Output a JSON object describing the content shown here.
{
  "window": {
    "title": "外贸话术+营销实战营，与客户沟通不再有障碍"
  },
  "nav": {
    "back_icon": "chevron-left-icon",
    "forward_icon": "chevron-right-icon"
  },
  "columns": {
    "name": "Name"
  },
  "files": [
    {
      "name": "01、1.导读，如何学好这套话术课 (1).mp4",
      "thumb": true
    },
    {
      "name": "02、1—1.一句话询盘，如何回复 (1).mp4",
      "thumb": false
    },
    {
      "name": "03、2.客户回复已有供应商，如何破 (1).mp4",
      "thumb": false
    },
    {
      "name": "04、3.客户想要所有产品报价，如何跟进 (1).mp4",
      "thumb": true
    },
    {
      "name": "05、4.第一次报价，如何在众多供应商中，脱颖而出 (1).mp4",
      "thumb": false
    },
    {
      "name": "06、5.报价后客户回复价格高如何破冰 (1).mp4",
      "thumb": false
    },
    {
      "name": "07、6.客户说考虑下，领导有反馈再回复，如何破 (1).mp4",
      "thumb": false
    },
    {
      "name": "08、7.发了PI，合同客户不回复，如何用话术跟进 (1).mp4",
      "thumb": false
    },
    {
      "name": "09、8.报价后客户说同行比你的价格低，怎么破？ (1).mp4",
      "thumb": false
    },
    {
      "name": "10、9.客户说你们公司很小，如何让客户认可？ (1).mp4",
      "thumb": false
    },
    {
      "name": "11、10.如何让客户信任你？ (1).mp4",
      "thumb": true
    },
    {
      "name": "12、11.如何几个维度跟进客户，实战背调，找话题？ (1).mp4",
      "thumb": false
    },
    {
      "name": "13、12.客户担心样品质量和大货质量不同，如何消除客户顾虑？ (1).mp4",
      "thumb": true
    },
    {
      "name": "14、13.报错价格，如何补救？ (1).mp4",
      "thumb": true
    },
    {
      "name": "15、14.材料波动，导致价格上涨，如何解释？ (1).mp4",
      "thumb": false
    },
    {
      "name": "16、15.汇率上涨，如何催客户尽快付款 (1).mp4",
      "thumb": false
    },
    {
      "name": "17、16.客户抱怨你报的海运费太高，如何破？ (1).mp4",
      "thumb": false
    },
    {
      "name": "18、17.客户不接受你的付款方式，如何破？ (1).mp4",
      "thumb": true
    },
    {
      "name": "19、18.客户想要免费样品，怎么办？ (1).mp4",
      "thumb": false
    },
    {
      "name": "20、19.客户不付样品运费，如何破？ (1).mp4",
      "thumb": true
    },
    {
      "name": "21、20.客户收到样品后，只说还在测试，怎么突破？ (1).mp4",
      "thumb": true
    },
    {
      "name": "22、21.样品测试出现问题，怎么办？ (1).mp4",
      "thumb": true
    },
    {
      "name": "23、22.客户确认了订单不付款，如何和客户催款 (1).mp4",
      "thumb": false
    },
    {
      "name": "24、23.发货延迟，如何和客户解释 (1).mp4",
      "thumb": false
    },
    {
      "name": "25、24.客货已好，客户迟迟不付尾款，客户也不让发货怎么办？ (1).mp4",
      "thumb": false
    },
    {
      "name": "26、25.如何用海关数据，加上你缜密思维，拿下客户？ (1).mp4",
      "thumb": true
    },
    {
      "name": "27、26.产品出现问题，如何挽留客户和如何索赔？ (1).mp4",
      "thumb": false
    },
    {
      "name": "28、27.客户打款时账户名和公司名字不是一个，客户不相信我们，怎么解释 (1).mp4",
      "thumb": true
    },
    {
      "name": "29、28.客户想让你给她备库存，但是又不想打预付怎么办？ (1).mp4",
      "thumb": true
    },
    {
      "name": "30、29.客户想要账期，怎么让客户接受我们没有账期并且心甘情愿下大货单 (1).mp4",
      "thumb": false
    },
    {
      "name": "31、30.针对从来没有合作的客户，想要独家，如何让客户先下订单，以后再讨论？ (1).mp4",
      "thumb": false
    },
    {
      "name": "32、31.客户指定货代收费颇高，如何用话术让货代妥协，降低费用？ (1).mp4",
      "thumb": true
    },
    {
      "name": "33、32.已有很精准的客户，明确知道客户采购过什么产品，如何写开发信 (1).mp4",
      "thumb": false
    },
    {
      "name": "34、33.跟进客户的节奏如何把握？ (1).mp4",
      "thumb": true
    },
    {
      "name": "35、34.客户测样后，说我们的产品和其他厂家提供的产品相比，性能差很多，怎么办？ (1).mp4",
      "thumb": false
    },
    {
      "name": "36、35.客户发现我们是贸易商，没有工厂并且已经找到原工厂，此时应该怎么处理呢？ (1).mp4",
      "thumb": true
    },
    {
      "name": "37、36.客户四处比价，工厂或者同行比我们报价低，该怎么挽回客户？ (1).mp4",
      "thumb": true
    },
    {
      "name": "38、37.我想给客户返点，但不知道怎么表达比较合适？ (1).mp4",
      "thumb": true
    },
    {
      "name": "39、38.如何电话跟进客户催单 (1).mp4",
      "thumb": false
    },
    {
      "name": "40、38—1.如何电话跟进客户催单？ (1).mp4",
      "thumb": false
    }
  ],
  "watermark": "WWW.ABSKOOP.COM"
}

○ ○ ○ ○

Show each line of the listing that holds the string "如何电话跟进客户催单".

### CORRECT OUTPUT
      "name": "39、38.如何电话跟进客户催单 (1).mp4",
      "name": "40、38—1.如何电话跟进客户催单？ (1).mp4",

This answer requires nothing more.